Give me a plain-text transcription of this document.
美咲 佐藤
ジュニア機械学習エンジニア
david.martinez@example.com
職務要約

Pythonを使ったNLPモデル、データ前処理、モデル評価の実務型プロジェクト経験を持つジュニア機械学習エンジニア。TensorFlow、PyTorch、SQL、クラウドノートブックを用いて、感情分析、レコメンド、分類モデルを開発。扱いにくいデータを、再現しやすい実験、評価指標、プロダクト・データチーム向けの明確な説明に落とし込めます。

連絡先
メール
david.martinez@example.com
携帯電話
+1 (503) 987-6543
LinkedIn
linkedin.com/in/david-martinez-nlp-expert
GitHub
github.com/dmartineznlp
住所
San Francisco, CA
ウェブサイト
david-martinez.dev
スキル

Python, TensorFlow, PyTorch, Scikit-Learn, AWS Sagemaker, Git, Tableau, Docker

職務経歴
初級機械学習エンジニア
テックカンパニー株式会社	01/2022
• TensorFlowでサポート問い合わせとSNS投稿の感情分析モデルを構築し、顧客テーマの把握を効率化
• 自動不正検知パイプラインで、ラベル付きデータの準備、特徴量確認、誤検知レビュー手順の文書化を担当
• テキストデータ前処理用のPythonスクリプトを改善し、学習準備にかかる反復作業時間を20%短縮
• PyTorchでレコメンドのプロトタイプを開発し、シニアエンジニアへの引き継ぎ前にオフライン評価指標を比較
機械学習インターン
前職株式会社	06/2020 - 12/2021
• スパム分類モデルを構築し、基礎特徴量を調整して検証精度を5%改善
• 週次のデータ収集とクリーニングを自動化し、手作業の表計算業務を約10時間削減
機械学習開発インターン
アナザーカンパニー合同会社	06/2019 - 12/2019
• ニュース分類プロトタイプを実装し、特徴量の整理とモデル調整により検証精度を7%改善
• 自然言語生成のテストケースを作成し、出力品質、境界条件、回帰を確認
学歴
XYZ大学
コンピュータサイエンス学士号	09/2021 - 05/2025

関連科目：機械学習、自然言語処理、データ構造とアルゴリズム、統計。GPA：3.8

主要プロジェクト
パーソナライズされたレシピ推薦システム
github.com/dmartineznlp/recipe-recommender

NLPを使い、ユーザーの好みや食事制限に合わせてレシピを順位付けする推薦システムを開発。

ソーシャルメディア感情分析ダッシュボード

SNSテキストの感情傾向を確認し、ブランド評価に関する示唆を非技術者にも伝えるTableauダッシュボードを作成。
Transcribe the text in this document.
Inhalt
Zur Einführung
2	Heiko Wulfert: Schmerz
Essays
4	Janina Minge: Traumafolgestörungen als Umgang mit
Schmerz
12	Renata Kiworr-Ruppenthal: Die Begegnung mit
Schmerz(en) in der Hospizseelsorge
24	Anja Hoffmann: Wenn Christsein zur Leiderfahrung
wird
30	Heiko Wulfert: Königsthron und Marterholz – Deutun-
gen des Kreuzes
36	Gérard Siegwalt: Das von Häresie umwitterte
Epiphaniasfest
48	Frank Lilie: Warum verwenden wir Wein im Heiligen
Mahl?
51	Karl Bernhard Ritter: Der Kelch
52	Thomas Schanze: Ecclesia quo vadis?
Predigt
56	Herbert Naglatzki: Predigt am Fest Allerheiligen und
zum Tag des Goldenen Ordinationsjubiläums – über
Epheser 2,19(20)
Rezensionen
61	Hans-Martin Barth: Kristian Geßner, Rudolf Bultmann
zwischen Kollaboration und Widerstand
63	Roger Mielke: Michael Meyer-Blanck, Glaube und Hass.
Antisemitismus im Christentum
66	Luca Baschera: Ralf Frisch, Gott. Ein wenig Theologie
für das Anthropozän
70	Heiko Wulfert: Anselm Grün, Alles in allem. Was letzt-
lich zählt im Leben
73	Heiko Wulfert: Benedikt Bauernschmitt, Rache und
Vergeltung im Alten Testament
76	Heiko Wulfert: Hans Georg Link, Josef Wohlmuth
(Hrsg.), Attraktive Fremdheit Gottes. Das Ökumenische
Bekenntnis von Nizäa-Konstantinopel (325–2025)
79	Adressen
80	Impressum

□ □ □ □ □ □ □

Take the entries above and transcribe them exactly.

[Complete response]:
Give me a plain-text transcription of this document.
美咲 佐藤
ジュニア機械学習エンジニア
david.martinez@example.com
職務要約

Pythonを使ったNLPモデル、データ前処理、モデル評価の実務型プロジェクト経験を持つジュニア機械学習エンジニア。TensorFlow、PyTorch、SQL、クラウドノートブックを用いて、感情分析、レコメンド、分類モデルを開発。扱いにくいデータを、再現しやすい実験、評価指標、プロダクト・データチーム向けの明確な説明に落とし込めます。

連絡先
メール
david.martinez@example.com
携帯電話
+1 (503) 987-6543
LinkedIn
linkedin.com/in/david-martinez-nlp-expert
GitHub
github.com/dmartineznlp
住所
San Francisco, CA
ウェブサイト
david-martinez.dev
スキル

Python, TensorFlow, PyTorch, Scikit-Learn, AWS Sagemaker, Git, Tableau, Docker

職務経歴
初級機械学習エンジニア
テックカンパニー株式会社	01/2022
• TensorFlowでサポート問い合わせとSNS投稿の感情分析モデルを構築し、顧客テーマの把握を効率化
• 自動不正検知パイプラインで、ラベル付きデータの準備、特徴量確認、誤検知レビュー手順の文書化を担当
• テキストデータ前処理用のPythonスクリプトを改善し、学習準備にかかる反復作業時間を20%短縮
• PyTorchでレコメンドのプロトタイプを開発し、シニアエンジニアへの引き継ぎ前にオフライン評価指標を比較
機械学習インターン
前職株式会社	06/2020 - 12/2021
• スパム分類モデルを構築し、基礎特徴量を調整して検証精度を5%改善
• 週次のデータ収集とクリーニングを自動化し、手作業の表計算業務を約10時間削減
機械学習開発インターン
アナザーカンパニー合同会社	06/2019 - 12/2019
• ニュース分類プロトタイプを実装し、特徴量の整理とモデル調整により検証精度を7%改善
• 自然言語生成のテストケースを作成し、出力品質、境界条件、回帰を確認
学歴
XYZ大学
コンピュータサイエンス学士号	09/2021 - 05/2025

関連科目：機械学習、自然言語処理、データ構造とアルゴリズム、統計。GPA：3.8

主要プロジェクト
パーソナライズされたレシピ推薦システム
github.com/dmartineznlp/recipe-recommender

NLPを使い、ユーザーの好みや食事制限に合わせてレシピを順位付けする推薦システムを開発。

ソーシャルメディア感情分析ダッシュボード

SNSテキストの感情傾向を確認し、ブランド評価に関する示唆を非技術者にも伝えるTableauダッシュボードを作成。
Transcribe the text in this document.
Inhalt
Zur Einführung
2	Heiko Wulfert: Schmerz
Essays
4	Janina Minge: Traumafolgestörungen als Umgang mit
Schmerz
12	Renata Kiworr-Ruppenthal: Die Begegnung mit
Schmerz(en) in der Hospizseelsorge
24	Anja Hoffmann: Wenn Christsein zur Leiderfahrung
wird
30	Heiko Wulfert: Königsthron und Marterholz – Deutun-
gen des Kreuzes
36	Gérard Siegwalt: Das von Häresie umwitterte
Epiphaniasfest
48	Frank Lilie: Warum verwenden wir Wein im Heiligen
Mahl?
51	Karl Bernhard Ritter: Der Kelch
52	Thomas Schanze: Ecclesia quo vadis?
Predigt
56	Herbert Naglatzki: Predigt am Fest Allerheiligen und
zum Tag des Goldenen Ordinationsjubiläums – über
Epheser 2,19(20)
Rezensionen
61	Hans-Martin Barth: Kristian Geßner, Rudolf Bultmann
zwischen Kollaboration und Widerstand
63	Roger Mielke: Michael Meyer-Blanck, Glaube und Hass.
Antisemitismus im Christentum
66	Luca Baschera: Ralf Frisch, Gott. Ein wenig Theologie
für das Anthropozän
70	Heiko Wulfert: Anselm Grün, Alles in allem. Was letzt-
lich zählt im Leben
73	Heiko Wulfert: Benedikt Bauernschmitt, Rache und
Vergeltung im Alten Testament
76	Heiko Wulfert: Hans Georg Link, Josef Wohlmuth
(Hrsg.), Attraktive Fremdheit Gottes. Das Ökumenische
Bekenntnis von Nizäa-Konstantinopel (325–2025)
79	Adressen
80	Impressum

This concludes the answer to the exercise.